Which lines contain the word "University"? Return each of them as written.

● Extracted records:
↓

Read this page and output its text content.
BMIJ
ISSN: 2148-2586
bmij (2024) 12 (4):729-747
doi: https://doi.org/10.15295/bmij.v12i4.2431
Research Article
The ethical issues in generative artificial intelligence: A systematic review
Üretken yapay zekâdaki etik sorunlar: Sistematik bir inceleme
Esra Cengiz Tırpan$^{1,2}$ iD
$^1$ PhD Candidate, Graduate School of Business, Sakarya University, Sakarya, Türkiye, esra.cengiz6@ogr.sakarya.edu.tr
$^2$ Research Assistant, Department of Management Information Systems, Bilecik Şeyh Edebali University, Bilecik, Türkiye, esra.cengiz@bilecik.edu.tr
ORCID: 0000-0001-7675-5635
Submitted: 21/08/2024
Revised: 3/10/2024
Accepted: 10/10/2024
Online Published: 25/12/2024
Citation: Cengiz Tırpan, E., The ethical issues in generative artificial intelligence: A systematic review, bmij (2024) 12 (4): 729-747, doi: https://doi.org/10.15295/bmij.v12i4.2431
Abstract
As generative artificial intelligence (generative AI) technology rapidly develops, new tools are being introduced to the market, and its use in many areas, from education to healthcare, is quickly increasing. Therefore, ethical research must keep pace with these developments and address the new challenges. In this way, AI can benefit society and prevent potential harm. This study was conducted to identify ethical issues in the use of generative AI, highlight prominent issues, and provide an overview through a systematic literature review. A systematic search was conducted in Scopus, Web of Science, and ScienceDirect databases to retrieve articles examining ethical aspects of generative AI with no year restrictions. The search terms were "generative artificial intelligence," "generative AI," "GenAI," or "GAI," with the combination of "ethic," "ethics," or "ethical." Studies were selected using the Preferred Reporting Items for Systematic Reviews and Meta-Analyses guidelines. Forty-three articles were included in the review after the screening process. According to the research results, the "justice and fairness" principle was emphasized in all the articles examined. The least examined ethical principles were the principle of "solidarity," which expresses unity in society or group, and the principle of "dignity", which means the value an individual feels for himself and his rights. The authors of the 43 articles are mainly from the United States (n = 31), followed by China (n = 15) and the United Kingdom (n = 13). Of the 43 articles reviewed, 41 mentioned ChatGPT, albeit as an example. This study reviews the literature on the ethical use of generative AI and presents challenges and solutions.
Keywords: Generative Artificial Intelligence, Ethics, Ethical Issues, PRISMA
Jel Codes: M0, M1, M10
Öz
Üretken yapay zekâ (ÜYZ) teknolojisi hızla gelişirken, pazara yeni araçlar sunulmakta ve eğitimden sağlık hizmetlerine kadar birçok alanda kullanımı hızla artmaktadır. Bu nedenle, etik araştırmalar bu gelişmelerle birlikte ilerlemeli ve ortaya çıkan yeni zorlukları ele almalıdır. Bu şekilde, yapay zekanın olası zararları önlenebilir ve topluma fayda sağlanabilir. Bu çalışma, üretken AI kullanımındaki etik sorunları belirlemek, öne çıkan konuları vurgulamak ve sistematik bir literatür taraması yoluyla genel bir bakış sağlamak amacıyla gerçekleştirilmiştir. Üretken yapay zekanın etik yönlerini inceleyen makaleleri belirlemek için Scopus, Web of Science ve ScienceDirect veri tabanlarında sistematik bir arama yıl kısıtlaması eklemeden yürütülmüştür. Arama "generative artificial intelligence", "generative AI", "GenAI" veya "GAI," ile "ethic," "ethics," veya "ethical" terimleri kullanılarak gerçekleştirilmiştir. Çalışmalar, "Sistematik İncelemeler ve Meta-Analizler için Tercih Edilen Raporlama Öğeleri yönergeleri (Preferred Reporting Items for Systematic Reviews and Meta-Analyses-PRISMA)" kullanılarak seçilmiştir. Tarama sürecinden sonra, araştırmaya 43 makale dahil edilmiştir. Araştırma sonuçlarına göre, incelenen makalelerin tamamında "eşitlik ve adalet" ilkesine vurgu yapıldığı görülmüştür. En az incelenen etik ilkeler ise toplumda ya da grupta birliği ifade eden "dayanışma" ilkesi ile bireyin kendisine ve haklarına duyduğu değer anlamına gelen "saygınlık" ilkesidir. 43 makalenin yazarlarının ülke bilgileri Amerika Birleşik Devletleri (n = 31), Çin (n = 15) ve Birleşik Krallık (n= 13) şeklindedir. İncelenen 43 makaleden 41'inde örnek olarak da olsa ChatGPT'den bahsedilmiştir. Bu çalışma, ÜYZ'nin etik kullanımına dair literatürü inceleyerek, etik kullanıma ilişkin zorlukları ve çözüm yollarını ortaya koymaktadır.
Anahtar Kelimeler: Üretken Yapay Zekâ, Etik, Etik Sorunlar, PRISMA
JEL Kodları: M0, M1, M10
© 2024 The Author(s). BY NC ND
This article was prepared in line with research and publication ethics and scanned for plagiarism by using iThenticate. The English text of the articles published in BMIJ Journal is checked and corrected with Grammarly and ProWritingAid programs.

↑

● EXERCISE RESULT:
$^1$ PhD Candidate, Graduate School of Business, Sakarya University, Sakarya, Türkiye, esra.cengiz6@ogr.sakarya.edu.tr
$^2$ Research Assistant, Department of Management Information Systems, Bilecik Şeyh Edebali University, Bilecik, Türkiye, esra.cengiz@bilecik.edu.tr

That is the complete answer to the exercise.